From the listing below, pick out each line with the word "etwas".
## BEGIN RECORDS FOR THIS EXERCISE
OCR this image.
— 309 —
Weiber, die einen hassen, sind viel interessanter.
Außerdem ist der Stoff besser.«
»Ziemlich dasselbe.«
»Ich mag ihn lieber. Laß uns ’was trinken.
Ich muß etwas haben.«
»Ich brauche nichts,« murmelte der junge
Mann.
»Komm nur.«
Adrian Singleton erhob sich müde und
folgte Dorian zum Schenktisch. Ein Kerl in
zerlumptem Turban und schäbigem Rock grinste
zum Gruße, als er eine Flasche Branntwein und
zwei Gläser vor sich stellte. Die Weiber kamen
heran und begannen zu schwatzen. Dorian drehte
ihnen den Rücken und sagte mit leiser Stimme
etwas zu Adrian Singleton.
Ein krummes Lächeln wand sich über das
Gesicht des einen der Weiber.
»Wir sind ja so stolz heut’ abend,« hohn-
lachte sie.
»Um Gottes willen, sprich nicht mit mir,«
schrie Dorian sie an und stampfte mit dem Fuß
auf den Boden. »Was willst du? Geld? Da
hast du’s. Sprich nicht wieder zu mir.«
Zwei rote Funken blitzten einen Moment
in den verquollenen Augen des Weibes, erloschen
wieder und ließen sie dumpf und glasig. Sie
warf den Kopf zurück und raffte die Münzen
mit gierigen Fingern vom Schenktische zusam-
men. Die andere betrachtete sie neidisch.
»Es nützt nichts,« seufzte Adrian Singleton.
## END RECORDS FOR THIS EXERCISE
COMPLETED TASK:
Ich muß etwas haben.«
etwas zu Adrian Singleton.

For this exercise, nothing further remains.